--- BEGIN ---

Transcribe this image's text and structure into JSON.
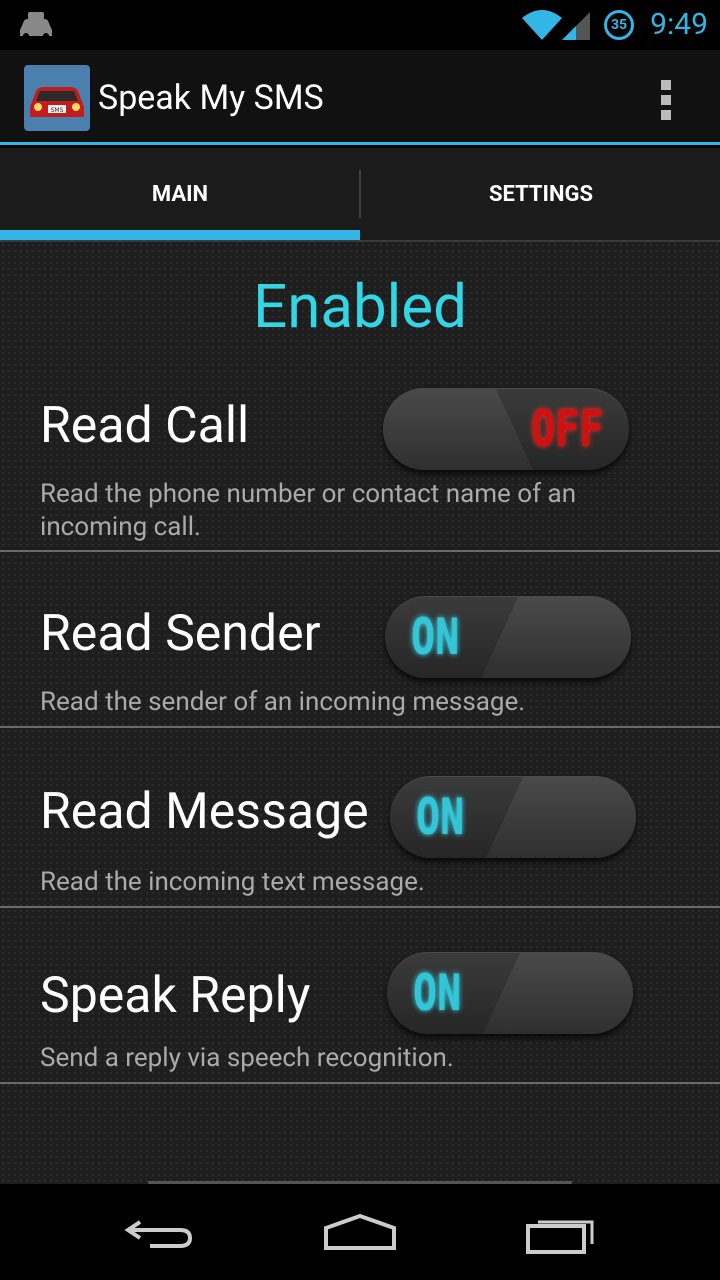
{
  "status_bar": {
    "time": "9:49",
    "battery_level": "35",
    "icons": [
      "car-sms-notification-icon",
      "wifi-icon",
      "signal-icon",
      "battery-icon"
    ]
  },
  "action_bar": {
    "title": "Speak My SMS",
    "app_icon": "car-sms-app-icon",
    "overflow_icon": "overflow-menu-icon"
  },
  "tabs": [
    {
      "label": "MAIN",
      "selected": true
    },
    {
      "label": "SETTINGS",
      "selected": false
    }
  ],
  "main": {
    "status_heading": "Enabled",
    "preferences": [
      {
        "title": "Read Call",
        "description": "Read the phone number or contact name of an incoming call.",
        "toggle_label": "OFF",
        "state": "off"
      },
      {
        "title": "Read Sender",
        "description": "Read the sender of an incoming message.",
        "toggle_label": "ON",
        "state": "on"
      },
      {
        "title": "Read Message",
        "description": "Read the incoming text message.",
        "toggle_label": "ON",
        "state": "on"
      },
      {
        "title": "Speak Reply",
        "description": "Send a reply via speech recognition.",
        "toggle_label": "ON",
        "state": "on"
      }
    ]
  },
  "nav_bar": {
    "buttons": [
      "back-icon",
      "home-icon",
      "recents-icon"
    ]
  },
  "colors": {
    "accent": "#33b5e5",
    "enabled_text": "#33d6e5",
    "toggle_on": "#34c5d6",
    "toggle_off": "#d11010"
  }
}
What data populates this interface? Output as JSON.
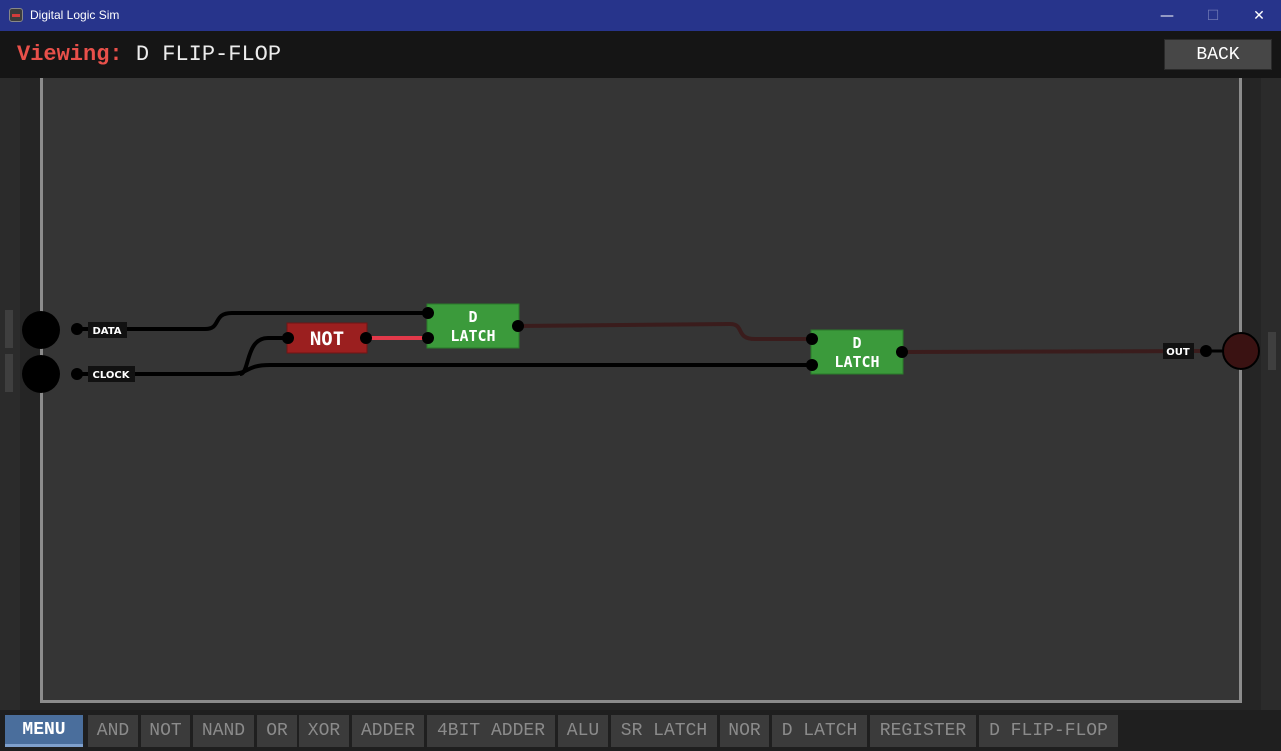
{
  "window": {
    "title": "Digital Logic Sim",
    "minimize_glyph": "—",
    "maximize_glyph": "☐",
    "close_glyph": "✕"
  },
  "header": {
    "viewing_label": "Viewing:",
    "chip_name": "D FLIP-FLOP",
    "back_label": "BACK"
  },
  "circuit": {
    "inputs": [
      {
        "label": "DATA"
      },
      {
        "label": "CLOCK"
      }
    ],
    "outputs": [
      {
        "label": "OUT"
      }
    ],
    "chips": [
      {
        "name": "NOT",
        "color": "#9b1f1f"
      },
      {
        "line1": "D",
        "line2": "LATCH",
        "color": "#3b9a3b"
      },
      {
        "line1": "D",
        "line2": "LATCH",
        "color": "#3b9a3b"
      }
    ],
    "colors": {
      "wire_off": "#000000",
      "wire_on": "#e2394a",
      "wire_dim": "#3a1c1c",
      "output_off": "#3a1212"
    }
  },
  "bottombar": {
    "menu_label": "MENU",
    "chips": [
      "AND",
      "NOT",
      "NAND",
      "OR",
      "XOR",
      "ADDER",
      "4BIT ADDER",
      "ALU",
      "SR LATCH",
      "NOR",
      "D LATCH",
      "REGISTER",
      "D FLIP-FLOP"
    ]
  }
}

--- END ---

Given task —
All of the data above should be quoted exactly, except for the pictures.

Written solution —
Transcribe this image's text and structure into JSON.
{
  "status_bar": {
    "time": "9:49",
    "battery_level": "35",
    "icons": [
      "car-sms-notification-icon",
      "wifi-icon",
      "signal-icon",
      "battery-icon"
    ]
  },
  "action_bar": {
    "title": "Speak My SMS",
    "app_icon": "car-sms-app-icon",
    "overflow_icon": "overflow-menu-icon"
  },
  "tabs": [
    {
      "label": "MAIN",
      "selected": true
    },
    {
      "label": "SETTINGS",
      "selected": false
    }
  ],
  "main": {
    "status_heading": "Enabled",
    "preferences": [
      {
        "title": "Read Call",
        "description": "Read the phone number or contact name of an incoming call.",
        "toggle_label": "OFF",
        "state": "off"
      },
      {
        "title": "Read Sender",
        "description": "Read the sender of an incoming message.",
        "toggle_label": "ON",
        "state": "on"
      },
      {
        "title": "Read Message",
        "description": "Read the incoming text message.",
        "toggle_label": "ON",
        "state": "on"
      },
      {
        "title": "Speak Reply",
        "description": "Send a reply via speech recognition.",
        "toggle_label": "ON",
        "state": "on"
      }
    ]
  },
  "nav_bar": {
    "buttons": [
      "back-icon",
      "home-icon",
      "recents-icon"
    ]
  },
  "colors": {
    "accent": "#33b5e5",
    "enabled_text": "#33d6e5",
    "toggle_on": "#34c5d6",
    "toggle_off": "#d11010"
  }
}
What data populates this interface? Output as JSON.
{
  "window": {
    "title": "Digital Logic Sim",
    "minimize_glyph": "—",
    "maximize_glyph": "☐",
    "close_glyph": "✕"
  },
  "header": {
    "viewing_label": "Viewing:",
    "chip_name": "D FLIP-FLOP",
    "back_label": "BACK"
  },
  "circuit": {
    "inputs": [
      {
        "label": "DATA"
      },
      {
        "label": "CLOCK"
      }
    ],
    "outputs": [
      {
        "label": "OUT"
      }
    ],
    "chips": [
      {
        "name": "NOT",
        "color": "#9b1f1f"
      },
      {
        "line1": "D",
        "line2": "LATCH",
        "color": "#3b9a3b"
      },
      {
        "line1": "D",
        "line2": "LATCH",
        "color": "#3b9a3b"
      }
    ],
    "colors": {
      "wire_off": "#000000",
      "wire_on": "#e2394a",
      "wire_dim": "#3a1c1c",
      "output_off": "#3a1212"
    }
  },
  "bottombar": {
    "menu_label": "MENU",
    "chips": [
      "AND",
      "NOT",
      "NAND",
      "OR",
      "XOR",
      "ADDER",
      "4BIT ADDER",
      "ALU",
      "SR LATCH",
      "NOR",
      "D LATCH",
      "REGISTER",
      "D FLIP-FLOP"
    ]
  }
}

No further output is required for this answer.